Problem to solve: Where a line in the listing below contains the word "Kegiatan", copy that line.
━━━━━━
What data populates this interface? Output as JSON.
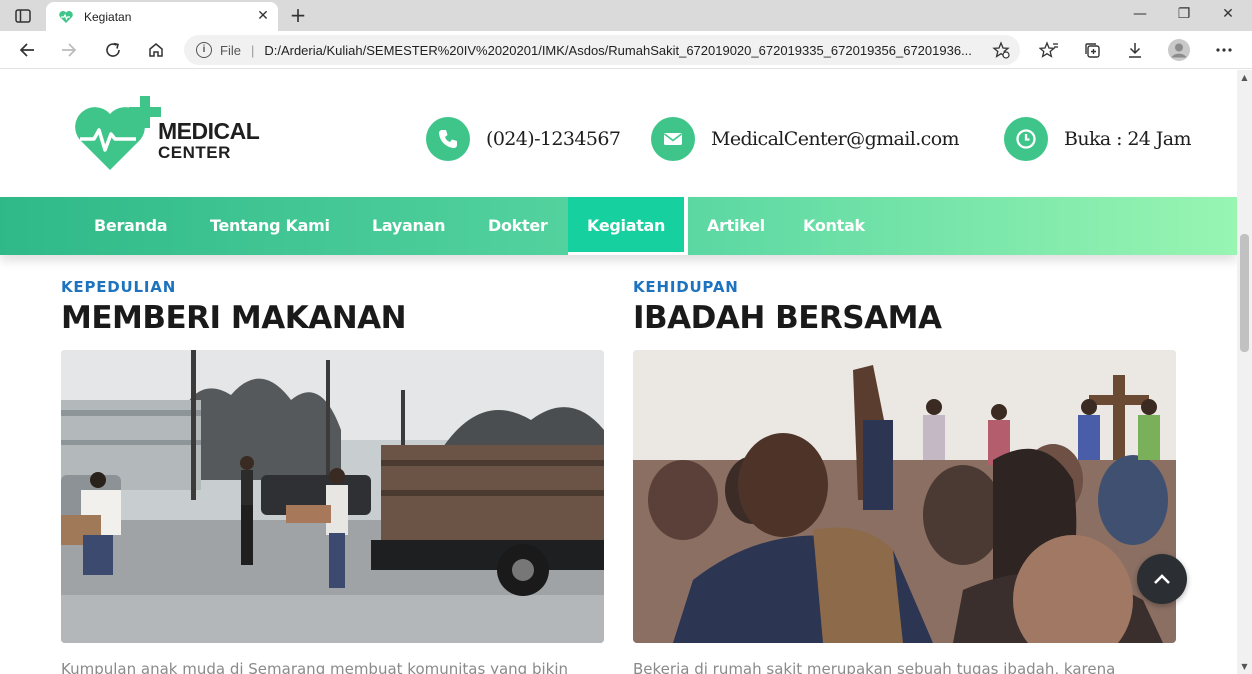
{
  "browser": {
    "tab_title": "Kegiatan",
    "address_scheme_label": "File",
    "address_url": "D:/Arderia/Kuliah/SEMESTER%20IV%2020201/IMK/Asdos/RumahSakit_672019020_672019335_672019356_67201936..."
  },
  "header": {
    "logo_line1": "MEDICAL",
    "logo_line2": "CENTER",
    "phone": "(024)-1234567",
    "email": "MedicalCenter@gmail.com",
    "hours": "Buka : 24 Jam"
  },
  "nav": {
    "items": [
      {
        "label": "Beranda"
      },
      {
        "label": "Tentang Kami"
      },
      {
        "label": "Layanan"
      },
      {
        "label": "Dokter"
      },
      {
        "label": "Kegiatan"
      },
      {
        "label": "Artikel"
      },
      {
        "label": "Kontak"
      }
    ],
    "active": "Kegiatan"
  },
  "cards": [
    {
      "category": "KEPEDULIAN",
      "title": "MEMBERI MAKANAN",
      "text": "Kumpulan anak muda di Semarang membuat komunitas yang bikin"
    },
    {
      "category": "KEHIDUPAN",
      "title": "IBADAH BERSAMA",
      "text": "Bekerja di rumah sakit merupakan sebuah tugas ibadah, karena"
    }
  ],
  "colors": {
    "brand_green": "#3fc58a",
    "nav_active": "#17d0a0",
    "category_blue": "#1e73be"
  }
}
━━━━━━
Answer to this exercise:
    "tab_title": "Kegiatan",
        "label": "Kegiatan"
    "active": "Kegiatan"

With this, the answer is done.